==== Input for this task

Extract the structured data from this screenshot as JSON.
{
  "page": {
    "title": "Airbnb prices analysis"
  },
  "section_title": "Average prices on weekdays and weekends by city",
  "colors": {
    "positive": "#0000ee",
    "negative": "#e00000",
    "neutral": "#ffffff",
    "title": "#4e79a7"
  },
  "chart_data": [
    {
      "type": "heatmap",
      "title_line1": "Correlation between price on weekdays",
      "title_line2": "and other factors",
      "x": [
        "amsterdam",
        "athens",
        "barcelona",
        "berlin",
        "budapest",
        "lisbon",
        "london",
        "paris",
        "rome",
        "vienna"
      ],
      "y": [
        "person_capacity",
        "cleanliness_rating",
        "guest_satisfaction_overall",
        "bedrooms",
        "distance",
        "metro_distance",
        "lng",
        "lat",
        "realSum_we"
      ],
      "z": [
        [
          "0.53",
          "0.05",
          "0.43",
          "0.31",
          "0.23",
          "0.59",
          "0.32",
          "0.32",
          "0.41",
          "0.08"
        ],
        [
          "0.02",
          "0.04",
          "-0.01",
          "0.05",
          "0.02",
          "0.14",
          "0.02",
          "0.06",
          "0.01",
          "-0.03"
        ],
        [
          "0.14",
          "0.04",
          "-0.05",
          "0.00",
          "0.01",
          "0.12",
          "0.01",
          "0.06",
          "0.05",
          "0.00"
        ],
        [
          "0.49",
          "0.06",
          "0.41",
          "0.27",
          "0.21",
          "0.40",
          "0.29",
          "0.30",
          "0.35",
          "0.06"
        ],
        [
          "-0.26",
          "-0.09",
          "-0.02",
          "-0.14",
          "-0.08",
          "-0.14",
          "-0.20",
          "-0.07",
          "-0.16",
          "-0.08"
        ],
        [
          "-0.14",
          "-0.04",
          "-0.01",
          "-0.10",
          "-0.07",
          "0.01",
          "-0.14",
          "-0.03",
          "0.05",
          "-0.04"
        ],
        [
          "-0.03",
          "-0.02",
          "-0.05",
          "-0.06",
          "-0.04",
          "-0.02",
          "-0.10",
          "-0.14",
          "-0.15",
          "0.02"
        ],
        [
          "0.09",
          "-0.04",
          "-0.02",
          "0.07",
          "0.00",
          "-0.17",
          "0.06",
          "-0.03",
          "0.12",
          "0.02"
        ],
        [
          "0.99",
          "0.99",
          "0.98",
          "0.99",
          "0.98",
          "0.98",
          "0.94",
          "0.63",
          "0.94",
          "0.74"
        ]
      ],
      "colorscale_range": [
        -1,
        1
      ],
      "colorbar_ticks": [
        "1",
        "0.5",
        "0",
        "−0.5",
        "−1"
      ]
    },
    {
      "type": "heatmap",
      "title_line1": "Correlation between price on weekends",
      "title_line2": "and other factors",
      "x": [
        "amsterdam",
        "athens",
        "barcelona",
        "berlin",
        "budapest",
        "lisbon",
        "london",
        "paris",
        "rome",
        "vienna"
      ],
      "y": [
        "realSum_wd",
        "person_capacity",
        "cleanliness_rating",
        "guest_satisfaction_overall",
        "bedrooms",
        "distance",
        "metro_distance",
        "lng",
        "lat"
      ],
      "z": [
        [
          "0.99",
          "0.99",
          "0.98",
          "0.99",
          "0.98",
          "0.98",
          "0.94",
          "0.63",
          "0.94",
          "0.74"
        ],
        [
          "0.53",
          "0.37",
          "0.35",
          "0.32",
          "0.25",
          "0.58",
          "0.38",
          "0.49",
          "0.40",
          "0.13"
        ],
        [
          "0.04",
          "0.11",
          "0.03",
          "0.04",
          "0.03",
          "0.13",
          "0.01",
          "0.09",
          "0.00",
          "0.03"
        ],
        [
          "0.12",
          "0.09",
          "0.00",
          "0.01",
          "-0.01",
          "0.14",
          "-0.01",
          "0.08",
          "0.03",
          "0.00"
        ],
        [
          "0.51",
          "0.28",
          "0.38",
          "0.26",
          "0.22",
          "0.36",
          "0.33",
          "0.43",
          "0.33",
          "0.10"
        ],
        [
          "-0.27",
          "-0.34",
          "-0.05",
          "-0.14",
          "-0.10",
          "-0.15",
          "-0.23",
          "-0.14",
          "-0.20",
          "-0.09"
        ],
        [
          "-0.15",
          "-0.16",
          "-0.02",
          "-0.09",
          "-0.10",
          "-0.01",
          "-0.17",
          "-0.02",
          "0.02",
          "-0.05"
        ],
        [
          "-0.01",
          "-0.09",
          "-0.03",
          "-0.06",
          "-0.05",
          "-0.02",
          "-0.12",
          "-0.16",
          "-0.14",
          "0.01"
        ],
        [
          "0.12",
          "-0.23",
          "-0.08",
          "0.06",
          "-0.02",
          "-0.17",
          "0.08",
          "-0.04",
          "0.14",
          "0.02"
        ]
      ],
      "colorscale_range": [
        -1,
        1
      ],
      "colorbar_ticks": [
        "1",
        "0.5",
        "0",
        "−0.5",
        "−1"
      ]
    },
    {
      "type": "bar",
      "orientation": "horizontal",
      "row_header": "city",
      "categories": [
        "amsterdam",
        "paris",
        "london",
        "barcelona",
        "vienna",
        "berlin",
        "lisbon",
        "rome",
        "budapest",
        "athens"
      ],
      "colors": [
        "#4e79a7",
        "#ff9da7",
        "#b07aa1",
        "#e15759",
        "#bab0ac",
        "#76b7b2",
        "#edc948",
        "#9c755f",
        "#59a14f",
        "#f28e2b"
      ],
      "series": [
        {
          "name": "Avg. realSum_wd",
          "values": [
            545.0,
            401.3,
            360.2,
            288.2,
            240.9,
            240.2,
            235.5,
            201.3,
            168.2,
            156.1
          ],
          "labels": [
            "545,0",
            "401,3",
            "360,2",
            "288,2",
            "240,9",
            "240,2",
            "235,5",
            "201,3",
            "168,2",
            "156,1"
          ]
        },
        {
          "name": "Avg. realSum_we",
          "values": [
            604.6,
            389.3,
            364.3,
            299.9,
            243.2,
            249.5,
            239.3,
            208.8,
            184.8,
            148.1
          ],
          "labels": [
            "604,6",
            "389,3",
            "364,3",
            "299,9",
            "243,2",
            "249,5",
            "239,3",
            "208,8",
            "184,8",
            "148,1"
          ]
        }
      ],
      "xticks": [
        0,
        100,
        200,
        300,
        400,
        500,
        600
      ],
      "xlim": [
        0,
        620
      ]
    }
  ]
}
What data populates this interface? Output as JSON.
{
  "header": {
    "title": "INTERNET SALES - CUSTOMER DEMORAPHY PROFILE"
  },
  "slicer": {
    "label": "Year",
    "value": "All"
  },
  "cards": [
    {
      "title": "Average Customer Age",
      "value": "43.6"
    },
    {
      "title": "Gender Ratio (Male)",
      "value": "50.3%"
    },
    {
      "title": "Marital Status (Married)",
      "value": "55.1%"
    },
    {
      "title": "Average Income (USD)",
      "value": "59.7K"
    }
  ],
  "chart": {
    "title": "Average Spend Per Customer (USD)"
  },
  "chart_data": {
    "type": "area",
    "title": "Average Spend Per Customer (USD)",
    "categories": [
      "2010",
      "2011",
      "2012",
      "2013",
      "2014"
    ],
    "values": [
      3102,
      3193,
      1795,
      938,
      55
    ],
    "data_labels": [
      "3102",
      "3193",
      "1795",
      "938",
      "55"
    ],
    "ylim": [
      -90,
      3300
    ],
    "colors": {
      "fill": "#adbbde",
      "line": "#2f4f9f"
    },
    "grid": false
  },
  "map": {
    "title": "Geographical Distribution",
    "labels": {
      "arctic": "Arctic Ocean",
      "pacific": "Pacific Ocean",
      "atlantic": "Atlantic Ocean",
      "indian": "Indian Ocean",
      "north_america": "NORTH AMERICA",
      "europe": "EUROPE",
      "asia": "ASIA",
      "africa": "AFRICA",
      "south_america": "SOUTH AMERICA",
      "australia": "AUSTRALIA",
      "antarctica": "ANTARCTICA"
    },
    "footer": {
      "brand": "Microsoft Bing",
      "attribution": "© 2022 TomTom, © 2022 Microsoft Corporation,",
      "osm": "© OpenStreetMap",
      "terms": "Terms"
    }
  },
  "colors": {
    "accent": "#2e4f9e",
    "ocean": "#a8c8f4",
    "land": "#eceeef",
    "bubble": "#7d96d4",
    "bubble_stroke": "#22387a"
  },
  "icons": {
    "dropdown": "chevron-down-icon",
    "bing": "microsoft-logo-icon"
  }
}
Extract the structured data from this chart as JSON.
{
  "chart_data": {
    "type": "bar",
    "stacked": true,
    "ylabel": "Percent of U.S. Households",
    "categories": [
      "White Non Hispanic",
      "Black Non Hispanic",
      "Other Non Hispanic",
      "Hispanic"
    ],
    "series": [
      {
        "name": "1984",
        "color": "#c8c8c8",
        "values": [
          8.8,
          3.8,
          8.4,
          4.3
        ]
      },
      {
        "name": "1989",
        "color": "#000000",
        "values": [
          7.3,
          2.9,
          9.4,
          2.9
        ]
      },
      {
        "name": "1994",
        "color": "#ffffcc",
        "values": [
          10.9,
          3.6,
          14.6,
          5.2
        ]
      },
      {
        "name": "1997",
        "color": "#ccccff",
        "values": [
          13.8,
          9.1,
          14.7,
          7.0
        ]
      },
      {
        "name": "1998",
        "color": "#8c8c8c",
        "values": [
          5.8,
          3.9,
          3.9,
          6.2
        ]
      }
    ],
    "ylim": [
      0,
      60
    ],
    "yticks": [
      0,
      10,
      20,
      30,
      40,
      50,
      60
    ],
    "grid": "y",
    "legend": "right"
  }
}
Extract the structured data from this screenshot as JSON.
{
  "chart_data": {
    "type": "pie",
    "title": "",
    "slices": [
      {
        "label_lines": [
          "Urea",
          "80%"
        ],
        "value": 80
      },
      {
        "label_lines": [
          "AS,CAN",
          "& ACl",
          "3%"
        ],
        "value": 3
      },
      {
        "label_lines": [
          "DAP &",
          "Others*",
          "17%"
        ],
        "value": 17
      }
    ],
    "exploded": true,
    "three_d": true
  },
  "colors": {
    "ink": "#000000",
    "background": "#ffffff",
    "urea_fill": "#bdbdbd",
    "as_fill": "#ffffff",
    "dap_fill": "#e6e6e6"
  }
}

========

**Requirement:** Provide the number of lines in the entries that include "JSON", and no other text.

**Task result:** 4